PROVIDED PASSAGE:
Being on the spotlight has some side effects. In my case — up to this point — they were all positive. I got precious feedback on different channels. Twitter was the most direct one to engage with readers. Tumblr also helped a lot, since readers could easily share. At some point, I got promoted on Pocket, which also brought several new readers. Thanks to these side effects, I met with new people, and learned a lot about their work. [5]

Technical aspects

Technically speaking, readers use different technologies to access your content. That being said, your understanding of your content and your readers' might be completely different. [6]

The best part of having many readers is, you learn a lot in the process. One thing I noticed was, the pages were taking too long to load, however I was able to reduce page load time by 600% to around 2 seconds. [7] Analyzing the technology used by different visitors, helped me further pinpoint a few issues I didn't know existed. [8]

Bias

There is a bias here. I am telling this story based on my experience. My being on the front page doesn't necessarily mean that I wrote a great post. This is just a postmortem. I am just telling this story because I wish I had known things before I made to the front page. I am sure that I lost several readers just because the reading experience sucked. I am sorry for that.

Entries taken from a collection
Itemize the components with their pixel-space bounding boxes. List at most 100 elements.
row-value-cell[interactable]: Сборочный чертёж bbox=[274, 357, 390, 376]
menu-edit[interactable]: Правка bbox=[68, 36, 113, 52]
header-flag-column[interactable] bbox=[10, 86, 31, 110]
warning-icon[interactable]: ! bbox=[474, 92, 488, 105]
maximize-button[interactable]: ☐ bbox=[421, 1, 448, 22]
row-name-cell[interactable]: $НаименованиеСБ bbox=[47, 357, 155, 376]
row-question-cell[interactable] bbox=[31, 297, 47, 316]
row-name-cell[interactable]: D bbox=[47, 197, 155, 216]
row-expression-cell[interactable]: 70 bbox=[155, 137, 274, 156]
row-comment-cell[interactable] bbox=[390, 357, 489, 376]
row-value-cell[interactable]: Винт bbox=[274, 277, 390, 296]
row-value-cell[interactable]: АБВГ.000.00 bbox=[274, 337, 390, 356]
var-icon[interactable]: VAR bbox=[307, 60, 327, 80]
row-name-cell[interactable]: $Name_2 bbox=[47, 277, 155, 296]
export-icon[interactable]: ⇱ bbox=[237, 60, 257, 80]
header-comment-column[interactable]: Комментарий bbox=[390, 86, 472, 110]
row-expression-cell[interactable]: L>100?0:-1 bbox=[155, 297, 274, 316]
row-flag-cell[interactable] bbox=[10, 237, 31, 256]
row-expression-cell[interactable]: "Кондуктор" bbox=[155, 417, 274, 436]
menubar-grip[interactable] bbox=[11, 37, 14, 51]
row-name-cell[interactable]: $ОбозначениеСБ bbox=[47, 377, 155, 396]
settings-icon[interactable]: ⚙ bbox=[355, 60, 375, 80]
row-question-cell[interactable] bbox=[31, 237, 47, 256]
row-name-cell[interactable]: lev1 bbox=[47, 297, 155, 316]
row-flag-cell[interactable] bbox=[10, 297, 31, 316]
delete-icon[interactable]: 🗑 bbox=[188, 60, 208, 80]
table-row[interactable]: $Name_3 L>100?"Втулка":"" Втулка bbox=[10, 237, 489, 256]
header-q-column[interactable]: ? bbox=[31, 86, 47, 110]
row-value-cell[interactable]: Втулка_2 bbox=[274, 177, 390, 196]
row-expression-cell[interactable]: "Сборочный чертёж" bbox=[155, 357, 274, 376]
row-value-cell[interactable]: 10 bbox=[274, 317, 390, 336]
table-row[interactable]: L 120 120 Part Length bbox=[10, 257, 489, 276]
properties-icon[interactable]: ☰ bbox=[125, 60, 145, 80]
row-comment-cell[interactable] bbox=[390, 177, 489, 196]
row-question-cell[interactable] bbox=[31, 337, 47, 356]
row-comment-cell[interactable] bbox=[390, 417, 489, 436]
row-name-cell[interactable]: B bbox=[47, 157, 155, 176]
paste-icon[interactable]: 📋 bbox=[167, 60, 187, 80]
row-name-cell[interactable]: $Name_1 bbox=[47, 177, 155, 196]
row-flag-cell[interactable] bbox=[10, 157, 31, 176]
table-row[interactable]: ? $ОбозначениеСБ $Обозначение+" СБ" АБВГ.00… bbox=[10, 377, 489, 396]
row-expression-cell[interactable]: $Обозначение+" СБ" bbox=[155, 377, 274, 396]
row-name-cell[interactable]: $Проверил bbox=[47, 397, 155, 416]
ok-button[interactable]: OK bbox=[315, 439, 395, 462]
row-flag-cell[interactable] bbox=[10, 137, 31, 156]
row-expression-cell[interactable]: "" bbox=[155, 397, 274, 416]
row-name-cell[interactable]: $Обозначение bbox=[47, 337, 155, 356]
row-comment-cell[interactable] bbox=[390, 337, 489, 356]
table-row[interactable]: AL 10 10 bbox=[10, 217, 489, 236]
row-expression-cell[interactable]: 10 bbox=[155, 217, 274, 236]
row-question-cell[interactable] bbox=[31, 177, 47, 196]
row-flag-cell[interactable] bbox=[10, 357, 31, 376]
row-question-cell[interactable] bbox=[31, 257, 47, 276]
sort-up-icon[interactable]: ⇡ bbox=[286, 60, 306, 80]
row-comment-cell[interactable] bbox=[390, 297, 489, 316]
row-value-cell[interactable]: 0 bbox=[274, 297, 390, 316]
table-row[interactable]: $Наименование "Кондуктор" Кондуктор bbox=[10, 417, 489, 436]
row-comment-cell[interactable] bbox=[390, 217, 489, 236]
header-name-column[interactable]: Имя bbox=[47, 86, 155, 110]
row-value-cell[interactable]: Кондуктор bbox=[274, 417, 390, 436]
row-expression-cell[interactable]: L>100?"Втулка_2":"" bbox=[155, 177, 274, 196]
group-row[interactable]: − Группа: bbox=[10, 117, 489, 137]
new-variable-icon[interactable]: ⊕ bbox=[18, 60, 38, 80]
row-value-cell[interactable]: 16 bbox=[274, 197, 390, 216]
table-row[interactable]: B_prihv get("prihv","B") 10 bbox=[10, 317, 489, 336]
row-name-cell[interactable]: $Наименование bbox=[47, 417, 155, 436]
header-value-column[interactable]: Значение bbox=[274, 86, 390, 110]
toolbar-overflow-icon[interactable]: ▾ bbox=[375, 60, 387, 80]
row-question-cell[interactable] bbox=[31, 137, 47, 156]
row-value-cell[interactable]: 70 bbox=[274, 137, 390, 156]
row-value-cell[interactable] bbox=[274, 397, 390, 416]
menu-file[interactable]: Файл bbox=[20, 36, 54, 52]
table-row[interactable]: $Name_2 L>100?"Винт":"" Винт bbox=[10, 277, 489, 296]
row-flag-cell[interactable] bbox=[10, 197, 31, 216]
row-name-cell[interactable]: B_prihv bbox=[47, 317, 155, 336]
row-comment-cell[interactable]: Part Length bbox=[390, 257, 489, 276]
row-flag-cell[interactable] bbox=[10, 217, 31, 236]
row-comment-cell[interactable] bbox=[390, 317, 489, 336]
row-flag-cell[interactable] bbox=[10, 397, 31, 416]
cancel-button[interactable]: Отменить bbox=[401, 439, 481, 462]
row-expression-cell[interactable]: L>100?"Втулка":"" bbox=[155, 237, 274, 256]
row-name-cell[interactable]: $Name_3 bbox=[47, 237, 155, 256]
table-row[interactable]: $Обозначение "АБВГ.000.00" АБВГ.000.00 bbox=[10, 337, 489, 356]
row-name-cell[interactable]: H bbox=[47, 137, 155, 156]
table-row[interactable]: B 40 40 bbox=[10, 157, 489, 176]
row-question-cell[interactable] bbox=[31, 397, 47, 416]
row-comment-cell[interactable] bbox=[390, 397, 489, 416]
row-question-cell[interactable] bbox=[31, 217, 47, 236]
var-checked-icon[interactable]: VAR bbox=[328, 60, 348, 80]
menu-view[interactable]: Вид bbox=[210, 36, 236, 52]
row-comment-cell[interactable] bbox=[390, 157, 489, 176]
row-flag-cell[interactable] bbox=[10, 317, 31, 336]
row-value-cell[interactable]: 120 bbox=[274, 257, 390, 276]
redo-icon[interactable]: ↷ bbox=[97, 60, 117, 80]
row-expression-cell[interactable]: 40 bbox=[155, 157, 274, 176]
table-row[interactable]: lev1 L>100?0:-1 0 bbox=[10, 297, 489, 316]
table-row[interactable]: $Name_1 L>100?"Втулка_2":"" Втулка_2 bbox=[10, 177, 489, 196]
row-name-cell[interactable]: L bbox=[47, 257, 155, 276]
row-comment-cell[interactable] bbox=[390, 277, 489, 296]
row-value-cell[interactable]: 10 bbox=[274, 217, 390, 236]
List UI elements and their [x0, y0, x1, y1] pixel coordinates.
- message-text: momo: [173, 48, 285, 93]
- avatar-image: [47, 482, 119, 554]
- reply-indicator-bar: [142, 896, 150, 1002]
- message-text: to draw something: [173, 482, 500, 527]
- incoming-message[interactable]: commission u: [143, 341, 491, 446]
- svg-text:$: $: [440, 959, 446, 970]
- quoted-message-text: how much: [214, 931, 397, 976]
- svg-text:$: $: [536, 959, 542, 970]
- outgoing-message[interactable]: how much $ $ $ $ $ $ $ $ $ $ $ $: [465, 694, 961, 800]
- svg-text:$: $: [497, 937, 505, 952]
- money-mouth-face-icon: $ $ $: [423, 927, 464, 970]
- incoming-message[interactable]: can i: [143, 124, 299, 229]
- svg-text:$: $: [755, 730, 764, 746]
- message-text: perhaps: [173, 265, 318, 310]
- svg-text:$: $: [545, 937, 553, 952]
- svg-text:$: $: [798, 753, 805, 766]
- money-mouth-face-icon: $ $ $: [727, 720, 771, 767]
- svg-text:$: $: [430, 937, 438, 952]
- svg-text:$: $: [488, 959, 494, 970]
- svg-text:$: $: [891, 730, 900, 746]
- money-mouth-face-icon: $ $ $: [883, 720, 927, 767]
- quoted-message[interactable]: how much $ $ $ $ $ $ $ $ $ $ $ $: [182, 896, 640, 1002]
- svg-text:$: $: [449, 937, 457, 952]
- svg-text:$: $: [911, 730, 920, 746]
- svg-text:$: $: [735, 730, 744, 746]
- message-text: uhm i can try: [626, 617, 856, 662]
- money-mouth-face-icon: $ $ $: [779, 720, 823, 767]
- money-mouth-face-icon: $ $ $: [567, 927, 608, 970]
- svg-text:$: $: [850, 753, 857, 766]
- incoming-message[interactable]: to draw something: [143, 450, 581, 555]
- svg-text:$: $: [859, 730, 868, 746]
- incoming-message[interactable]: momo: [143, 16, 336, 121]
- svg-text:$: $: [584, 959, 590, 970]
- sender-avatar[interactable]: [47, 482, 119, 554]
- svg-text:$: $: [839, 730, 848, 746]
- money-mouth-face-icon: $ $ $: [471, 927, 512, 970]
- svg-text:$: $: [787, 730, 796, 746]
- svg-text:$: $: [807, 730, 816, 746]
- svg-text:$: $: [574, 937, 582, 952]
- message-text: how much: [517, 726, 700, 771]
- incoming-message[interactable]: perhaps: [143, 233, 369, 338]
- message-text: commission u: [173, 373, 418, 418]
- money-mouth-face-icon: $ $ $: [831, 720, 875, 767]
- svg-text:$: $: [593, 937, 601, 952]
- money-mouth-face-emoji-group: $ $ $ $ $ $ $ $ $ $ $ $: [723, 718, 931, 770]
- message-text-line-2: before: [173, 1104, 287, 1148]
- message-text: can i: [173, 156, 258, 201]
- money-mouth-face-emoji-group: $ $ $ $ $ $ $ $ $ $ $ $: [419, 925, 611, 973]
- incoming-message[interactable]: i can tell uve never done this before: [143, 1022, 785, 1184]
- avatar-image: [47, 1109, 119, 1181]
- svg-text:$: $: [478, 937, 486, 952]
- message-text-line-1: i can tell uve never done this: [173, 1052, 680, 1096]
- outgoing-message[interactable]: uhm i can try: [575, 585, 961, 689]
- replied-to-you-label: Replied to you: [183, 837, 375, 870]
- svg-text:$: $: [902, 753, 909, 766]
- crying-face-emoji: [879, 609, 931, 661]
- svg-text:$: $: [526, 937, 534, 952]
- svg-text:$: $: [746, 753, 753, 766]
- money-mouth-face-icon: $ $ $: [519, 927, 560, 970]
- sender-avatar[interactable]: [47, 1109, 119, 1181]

WHAT IS NEEDED: From the postmortem passage above, set down word for word the portion from "There is a bias" up to and including "sorry for that.".

SOLUTION TO THIS TASK:
There is a bias here. I am telling this story based on my experience. My being on the front page doesn't necessarily mean that I wrote a great post. This is just a postmortem. I am just telling this story because I wish I had known things before I made to the front page. I am sure that I lost several readers just because the reading experience sucked. I am sorry for that.